The request —
Reproduce, word for word, every line starting at the line that contains "Transcribe the text in this document." and ending with the final line of the entries.

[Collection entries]
***

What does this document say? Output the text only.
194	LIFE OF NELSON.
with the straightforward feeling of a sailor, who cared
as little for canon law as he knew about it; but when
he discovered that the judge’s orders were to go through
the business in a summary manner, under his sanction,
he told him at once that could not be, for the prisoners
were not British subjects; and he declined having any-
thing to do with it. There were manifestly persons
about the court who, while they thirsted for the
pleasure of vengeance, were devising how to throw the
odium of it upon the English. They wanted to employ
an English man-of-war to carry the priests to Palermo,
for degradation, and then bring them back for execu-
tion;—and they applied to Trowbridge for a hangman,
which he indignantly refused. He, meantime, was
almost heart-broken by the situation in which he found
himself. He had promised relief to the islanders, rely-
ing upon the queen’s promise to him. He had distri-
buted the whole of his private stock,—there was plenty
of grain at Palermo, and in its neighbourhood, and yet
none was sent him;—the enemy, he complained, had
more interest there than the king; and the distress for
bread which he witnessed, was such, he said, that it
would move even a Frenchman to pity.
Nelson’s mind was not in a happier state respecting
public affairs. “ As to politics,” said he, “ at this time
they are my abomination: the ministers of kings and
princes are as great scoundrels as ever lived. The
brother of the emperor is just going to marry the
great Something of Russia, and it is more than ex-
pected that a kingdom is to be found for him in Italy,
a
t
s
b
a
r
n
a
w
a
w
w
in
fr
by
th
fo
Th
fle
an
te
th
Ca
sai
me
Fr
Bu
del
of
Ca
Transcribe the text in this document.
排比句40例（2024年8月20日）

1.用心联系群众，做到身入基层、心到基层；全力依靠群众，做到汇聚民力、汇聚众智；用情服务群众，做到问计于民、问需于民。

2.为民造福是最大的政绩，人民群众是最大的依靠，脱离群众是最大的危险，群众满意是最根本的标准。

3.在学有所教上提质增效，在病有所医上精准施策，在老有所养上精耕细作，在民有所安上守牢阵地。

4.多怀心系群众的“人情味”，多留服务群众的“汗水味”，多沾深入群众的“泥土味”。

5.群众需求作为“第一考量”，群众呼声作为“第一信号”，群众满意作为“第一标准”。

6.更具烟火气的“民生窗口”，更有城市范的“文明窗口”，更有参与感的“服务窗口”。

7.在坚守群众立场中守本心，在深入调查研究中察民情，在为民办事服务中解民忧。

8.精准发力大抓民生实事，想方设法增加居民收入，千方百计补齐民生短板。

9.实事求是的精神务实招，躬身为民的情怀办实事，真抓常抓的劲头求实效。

***

Task answer —
Transcribe the text in this document.
排比句40例（2024年8月20日）

1.用心联系群众，做到身入基层、心到基层；全力依靠群众，做到汇聚民力、汇聚众智；用情服务群众，做到问计于民、问需于民。

2.为民造福是最大的政绩，人民群众是最大的依靠，脱离群众是最大的危险，群众满意是最根本的标准。

3.在学有所教上提质增效，在病有所医上精准施策，在老有所养上精耕细作，在民有所安上守牢阵地。

4.多怀心系群众的“人情味”，多留服务群众的“汗水味”，多沾深入群众的“泥土味”。

5.群众需求作为“第一考量”，群众呼声作为“第一信号”，群众满意作为“第一标准”。

6.更具烟火气的“民生窗口”，更有城市范的“文明窗口”，更有参与感的“服务窗口”。

7.在坚守群众立场中守本心，在深入调查研究中察民情，在为民办事服务中解民忧。

8.精准发力大抓民生实事，想方设法增加居民收入，千方百计补齐民生短板。

9.实事求是的精神务实招，躬身为民的情怀办实事，真抓常抓的劲头求实效。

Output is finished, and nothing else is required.